(Brief):
Pull out each line of the material below that contains the string "fragment".

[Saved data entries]
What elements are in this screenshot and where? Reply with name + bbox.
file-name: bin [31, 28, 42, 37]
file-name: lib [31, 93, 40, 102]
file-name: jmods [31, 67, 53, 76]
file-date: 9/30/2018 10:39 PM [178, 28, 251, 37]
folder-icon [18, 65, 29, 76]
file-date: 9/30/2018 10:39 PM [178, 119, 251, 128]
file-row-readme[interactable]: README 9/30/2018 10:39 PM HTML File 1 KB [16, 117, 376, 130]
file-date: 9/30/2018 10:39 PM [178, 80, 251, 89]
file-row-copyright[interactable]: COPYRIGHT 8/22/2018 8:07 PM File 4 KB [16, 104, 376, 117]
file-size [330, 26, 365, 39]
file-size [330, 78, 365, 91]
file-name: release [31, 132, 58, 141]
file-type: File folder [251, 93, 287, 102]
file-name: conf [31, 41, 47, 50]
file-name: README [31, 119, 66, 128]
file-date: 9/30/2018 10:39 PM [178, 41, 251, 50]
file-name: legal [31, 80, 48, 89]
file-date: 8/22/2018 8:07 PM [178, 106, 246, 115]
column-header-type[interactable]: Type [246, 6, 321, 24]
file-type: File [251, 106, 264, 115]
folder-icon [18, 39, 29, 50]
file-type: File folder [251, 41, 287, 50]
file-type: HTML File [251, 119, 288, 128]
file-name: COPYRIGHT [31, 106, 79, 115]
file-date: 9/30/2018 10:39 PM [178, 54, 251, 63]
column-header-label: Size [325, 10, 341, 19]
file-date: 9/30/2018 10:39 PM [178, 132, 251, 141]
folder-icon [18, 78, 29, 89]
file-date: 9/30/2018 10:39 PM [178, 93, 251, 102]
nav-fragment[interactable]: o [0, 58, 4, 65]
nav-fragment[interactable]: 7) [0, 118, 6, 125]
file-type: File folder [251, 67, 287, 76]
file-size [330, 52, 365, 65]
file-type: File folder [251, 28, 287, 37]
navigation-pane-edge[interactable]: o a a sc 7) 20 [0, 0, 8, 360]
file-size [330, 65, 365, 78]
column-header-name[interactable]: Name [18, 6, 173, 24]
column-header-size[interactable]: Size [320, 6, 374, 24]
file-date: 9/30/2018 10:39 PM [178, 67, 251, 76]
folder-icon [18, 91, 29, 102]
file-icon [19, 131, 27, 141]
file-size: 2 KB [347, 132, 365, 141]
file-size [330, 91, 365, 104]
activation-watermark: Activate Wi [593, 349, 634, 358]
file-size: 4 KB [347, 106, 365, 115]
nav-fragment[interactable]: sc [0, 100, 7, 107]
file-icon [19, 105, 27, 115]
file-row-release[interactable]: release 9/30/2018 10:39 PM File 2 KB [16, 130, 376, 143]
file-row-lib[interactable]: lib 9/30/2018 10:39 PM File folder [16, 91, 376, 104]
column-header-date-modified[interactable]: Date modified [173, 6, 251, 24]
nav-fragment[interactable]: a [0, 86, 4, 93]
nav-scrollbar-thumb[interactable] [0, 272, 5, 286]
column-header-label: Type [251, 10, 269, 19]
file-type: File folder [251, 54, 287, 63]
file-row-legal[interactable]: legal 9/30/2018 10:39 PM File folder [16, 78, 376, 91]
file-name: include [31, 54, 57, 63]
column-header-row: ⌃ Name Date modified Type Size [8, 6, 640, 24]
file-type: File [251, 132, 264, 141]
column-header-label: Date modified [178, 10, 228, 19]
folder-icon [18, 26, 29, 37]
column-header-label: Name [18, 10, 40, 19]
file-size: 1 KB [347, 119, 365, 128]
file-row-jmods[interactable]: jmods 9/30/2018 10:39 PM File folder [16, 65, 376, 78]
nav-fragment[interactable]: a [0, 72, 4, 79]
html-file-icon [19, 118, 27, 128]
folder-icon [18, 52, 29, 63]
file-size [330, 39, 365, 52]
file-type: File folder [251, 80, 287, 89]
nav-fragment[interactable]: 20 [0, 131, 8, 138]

(Exercise answer):
nav-fragment[interactable]: o [0, 58, 4, 65]
nav-fragment[interactable]: 7) [0, 118, 6, 125]
nav-fragment[interactable]: sc [0, 100, 7, 107]
nav-fragment[interactable]: a [0, 86, 4, 93]
nav-fragment[interactable]: a [0, 72, 4, 79]
nav-fragment[interactable]: 20 [0, 131, 8, 138]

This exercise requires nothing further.